#### Exercise goal:
Extract the complete data exactly as given.

++++++

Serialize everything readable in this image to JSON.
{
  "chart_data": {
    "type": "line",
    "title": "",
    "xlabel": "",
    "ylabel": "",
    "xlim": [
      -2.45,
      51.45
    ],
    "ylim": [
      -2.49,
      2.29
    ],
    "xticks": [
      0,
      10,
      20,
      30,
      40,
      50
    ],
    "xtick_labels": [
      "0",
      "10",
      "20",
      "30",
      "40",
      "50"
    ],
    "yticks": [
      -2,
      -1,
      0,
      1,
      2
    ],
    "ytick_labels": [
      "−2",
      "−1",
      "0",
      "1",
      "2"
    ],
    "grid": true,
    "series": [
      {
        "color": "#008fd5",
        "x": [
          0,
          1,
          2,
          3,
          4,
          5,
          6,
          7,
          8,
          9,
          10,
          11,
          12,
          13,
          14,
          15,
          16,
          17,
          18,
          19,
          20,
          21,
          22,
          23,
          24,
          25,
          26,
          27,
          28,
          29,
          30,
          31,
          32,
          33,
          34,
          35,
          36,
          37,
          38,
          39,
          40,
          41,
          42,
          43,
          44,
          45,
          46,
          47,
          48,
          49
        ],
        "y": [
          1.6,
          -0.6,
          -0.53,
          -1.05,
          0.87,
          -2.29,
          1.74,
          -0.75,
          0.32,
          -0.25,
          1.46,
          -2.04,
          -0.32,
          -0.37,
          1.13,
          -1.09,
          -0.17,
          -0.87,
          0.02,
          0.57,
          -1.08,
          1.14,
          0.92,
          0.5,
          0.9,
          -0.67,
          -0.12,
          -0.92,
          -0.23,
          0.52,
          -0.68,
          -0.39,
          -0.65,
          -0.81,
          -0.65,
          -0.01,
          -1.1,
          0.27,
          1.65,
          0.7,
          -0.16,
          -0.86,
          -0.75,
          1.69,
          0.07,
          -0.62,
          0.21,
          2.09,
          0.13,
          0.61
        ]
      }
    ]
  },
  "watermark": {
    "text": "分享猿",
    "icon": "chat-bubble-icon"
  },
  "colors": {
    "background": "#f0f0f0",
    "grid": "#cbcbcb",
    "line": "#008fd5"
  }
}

++++++

#### Exercise answer:
Serialize everything readable in this image to JSON.
{
  "chart_data": {
    "type": "line",
    "title": "",
    "xlabel": "",
    "ylabel": "",
    "xlim": [
      -2.45,
      51.45
    ],
    "ylim": [
      -2.49,
      2.29
    ],
    "xticks": [
      0,
      10,
      20,
      30,
      40,
      50
    ],
    "xtick_labels": [
      "0",
      "10",
      "20",
      "30",
      "40",
      "50"
    ],
    "yticks": [
      -2,
      -1,
      0,
      1,
      2
    ],
    "ytick_labels": [
      "−2",
      "−1",
      "0",
      "1",
      "2"
    ],
    "grid": true,
    "series": [
      {
        "color": "#008fd5",
        "x": [
          0,
          1,
          2,
          3,
          4,
          5,
          6,
          7,
          8,
          9,
          10,
          11,
          12,
          13,
          14,
          15,
          16,
          17,
          18,
          19,
          20,
          21,
          22,
          23,
          24,
          25,
          26,
          27,
          28,
          29,
          30,
          31,
          32,
          33,
          34,
          35,
          36,
          37,
          38,
          39,
          40,
          41,
          42,
          43,
          44,
          45,
          46,
          47,
          48,
          49
        ],
        "y": [
          1.6,
          -0.6,
          -0.53,
          -1.05,
          0.87,
          -2.29,
          1.74,
          -0.75,
          0.32,
          -0.25,
          1.46,
          -2.04,
          -0.32,
          -0.37,
          1.13,
          -1.09,
          -0.17,
          -0.87,
          0.02,
          0.57,
          -1.08,
          1.14,
          0.92,
          0.5,
          0.9,
          -0.67,
          -0.12,
          -0.92,
          -0.23,
          0.52,
          -0.68,
          -0.39,
          -0.65,
          -0.81,
          -0.65,
          -0.01,
          -1.1,
          0.27,
          1.65,
          0.7,
          -0.16,
          -0.86,
          -0.75,
          1.69,
          0.07,
          -0.62,
          0.21,
          2.09,
          0.13,
          0.61
        ]
      }
    ]
  },
  "watermark": {
    "text": "分享猿",
    "icon": "chat-bubble-icon"
  },
  "colors": {
    "background": "#f0f0f0",
    "grid": "#cbcbcb",
    "line": "#008fd5"
  }
}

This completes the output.